• _Directive_
Extract exactly the range of lines bounded by the line containing "Give me the" and the final line of the listing, both ends included, and no other lines.

::::::::::

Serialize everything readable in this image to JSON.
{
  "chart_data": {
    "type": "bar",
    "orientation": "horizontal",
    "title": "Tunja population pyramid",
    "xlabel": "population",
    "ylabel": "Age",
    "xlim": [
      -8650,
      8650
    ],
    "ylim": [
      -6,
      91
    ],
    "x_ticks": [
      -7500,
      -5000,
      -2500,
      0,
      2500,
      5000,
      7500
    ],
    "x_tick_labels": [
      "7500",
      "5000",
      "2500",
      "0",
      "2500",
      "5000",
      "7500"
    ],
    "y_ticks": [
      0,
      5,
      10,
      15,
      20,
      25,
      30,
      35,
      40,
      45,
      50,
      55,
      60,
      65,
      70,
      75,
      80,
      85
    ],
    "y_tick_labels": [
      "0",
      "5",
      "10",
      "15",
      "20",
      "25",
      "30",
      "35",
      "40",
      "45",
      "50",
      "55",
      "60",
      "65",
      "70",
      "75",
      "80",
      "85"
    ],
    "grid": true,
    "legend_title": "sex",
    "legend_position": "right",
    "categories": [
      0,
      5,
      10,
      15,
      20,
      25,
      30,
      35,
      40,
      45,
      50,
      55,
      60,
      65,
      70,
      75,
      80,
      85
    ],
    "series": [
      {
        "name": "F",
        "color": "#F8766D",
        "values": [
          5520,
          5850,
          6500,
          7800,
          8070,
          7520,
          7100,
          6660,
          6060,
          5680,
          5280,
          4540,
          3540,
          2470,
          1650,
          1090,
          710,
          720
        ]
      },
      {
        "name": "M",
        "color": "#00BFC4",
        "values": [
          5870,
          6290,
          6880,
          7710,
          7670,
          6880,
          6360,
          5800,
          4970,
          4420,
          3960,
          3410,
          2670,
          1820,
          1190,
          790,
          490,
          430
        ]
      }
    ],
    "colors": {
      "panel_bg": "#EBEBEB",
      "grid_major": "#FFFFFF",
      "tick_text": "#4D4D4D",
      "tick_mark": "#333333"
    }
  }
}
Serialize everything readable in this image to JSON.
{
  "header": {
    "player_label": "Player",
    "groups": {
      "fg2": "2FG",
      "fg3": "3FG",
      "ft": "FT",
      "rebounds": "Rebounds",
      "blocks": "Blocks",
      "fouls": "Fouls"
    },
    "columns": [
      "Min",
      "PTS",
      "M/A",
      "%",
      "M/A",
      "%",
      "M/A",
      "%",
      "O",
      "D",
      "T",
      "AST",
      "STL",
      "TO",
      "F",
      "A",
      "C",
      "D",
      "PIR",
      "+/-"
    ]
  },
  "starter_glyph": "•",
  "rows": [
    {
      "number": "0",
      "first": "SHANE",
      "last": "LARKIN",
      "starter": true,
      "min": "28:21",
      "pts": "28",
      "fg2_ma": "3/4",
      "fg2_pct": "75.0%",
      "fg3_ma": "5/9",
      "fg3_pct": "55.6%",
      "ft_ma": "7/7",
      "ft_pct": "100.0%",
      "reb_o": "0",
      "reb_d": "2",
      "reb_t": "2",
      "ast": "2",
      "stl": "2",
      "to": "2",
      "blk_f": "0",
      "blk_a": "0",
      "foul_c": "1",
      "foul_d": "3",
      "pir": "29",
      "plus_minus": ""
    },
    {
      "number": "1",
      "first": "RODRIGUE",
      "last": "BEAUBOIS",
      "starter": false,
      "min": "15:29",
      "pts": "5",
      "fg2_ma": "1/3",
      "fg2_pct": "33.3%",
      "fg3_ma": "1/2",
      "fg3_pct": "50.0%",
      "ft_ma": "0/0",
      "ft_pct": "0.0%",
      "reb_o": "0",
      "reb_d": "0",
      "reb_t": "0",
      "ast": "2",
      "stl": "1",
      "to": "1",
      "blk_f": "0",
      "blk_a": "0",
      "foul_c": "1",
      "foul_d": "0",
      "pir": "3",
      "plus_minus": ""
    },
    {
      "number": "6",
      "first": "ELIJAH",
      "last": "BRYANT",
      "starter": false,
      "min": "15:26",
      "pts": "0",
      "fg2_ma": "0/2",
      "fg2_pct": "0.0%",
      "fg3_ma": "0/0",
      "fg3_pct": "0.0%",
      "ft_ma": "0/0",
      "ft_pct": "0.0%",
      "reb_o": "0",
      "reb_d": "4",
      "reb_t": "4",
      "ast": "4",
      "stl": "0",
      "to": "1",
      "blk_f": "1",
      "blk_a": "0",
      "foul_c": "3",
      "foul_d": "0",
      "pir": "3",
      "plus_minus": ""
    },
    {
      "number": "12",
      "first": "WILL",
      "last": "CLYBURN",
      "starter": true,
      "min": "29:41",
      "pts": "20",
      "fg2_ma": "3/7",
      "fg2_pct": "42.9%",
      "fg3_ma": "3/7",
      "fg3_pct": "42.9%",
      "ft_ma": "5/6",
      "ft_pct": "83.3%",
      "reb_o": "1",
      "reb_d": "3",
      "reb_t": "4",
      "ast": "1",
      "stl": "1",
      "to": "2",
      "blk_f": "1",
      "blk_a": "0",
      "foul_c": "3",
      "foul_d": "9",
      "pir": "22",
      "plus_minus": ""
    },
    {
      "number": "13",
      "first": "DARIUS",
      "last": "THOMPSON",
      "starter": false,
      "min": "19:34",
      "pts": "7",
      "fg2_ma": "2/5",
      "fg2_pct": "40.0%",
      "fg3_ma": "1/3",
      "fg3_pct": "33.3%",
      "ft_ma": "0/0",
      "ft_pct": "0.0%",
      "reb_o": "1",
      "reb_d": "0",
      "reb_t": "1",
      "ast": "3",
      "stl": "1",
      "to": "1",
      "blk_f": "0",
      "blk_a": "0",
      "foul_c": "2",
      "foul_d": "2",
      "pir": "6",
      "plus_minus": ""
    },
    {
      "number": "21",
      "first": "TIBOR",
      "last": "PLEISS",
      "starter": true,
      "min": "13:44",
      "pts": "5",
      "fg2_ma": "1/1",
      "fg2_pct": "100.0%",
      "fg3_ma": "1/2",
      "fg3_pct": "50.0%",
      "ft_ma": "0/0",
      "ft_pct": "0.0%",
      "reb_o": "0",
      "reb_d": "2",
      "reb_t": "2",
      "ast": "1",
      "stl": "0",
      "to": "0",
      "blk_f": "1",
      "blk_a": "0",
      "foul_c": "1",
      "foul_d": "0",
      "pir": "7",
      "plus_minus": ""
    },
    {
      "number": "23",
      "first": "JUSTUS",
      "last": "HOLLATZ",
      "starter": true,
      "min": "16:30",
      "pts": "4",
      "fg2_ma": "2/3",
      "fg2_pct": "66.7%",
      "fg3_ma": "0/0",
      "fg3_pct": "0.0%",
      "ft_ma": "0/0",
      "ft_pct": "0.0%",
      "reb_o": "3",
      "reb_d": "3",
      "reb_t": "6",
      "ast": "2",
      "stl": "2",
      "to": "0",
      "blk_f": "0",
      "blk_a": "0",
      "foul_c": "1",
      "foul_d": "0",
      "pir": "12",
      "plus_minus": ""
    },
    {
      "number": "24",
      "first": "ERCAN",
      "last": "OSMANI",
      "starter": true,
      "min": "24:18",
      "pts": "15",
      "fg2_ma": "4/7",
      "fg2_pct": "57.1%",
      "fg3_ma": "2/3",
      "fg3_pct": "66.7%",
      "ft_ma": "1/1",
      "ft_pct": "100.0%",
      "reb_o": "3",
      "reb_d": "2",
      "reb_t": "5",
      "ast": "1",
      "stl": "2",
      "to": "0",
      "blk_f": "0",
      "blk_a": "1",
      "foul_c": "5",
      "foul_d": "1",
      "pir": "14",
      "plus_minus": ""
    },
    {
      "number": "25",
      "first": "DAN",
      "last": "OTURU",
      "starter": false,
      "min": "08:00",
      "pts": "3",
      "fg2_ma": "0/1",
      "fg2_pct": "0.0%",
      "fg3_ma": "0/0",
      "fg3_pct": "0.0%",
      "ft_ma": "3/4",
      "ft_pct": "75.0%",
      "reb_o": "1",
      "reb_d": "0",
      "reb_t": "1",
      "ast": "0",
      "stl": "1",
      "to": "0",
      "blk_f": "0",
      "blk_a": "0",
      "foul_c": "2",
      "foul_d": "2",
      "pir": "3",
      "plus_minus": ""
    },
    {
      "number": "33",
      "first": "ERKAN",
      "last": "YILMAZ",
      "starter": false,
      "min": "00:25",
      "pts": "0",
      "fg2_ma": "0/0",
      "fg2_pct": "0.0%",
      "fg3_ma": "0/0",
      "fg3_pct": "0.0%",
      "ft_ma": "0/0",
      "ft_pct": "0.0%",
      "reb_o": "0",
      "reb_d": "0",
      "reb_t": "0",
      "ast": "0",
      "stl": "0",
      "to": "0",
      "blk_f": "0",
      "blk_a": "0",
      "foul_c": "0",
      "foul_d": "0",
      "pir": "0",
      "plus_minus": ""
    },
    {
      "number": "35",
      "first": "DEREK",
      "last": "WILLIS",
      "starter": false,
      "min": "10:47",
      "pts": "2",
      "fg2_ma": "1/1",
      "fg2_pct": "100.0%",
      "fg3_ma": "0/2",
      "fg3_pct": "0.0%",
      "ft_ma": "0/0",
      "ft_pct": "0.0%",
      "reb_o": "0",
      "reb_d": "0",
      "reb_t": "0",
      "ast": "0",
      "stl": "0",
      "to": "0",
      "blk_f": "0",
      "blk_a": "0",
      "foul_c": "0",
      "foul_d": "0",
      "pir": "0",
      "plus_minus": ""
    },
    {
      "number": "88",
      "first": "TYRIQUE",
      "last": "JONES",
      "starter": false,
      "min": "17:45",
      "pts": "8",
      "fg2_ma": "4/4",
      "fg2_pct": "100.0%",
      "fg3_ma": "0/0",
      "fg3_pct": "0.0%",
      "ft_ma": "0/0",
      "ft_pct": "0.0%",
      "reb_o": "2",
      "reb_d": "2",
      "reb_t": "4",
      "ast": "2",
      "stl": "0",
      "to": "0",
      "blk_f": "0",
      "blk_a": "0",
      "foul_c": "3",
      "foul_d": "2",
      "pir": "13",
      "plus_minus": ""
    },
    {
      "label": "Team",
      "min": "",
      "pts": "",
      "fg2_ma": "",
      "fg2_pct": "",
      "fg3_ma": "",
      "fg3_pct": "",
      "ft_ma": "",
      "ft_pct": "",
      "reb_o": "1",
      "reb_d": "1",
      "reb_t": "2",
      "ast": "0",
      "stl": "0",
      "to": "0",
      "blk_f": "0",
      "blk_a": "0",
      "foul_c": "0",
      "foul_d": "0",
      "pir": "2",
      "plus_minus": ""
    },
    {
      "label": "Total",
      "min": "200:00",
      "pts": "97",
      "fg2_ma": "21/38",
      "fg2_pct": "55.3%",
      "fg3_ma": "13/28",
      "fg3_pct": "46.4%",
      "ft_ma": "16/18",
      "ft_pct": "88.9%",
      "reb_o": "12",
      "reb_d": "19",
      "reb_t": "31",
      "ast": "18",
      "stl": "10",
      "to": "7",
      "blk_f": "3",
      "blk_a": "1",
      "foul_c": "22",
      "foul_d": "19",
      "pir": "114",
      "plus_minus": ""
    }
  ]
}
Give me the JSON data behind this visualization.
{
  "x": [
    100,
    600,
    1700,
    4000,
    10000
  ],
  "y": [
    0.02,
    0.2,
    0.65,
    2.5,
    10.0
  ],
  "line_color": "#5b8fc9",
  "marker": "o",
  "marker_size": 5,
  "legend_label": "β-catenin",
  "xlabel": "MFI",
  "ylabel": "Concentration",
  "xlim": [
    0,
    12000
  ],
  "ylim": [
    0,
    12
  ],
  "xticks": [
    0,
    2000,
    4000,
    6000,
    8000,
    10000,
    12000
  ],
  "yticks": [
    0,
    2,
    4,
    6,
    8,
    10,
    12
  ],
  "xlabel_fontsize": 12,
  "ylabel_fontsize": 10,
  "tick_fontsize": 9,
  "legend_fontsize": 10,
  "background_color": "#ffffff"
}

::::::::::

• _Task answer_
Give me the JSON data behind this visualization.
{
  "x": [
    100,
    600,
    1700,
    4000,
    10000
  ],
  "y": [
    0.02,
    0.2,
    0.65,
    2.5,
    10.0
  ],
  "line_color": "#5b8fc9",
  "marker": "o",
  "marker_size": 5,
  "legend_label": "β-catenin",
  "xlabel": "MFI",
  "ylabel": "Concentration",
  "xlim": [
    0,
    12000
  ],
  "ylim": [
    0,
    12
  ],
  "xticks": [
    0,
    2000,
    4000,
    6000,
    8000,
    10000,
    12000
  ],
  "yticks": [
    0,
    2,
    4,
    6,
    8,
    10,
    12
  ],
  "xlabel_fontsize": 12,
  "ylabel_fontsize": 10,
  "tick_fontsize": 9,
  "legend_fontsize": 10,
  "background_color": "#ffffff"
}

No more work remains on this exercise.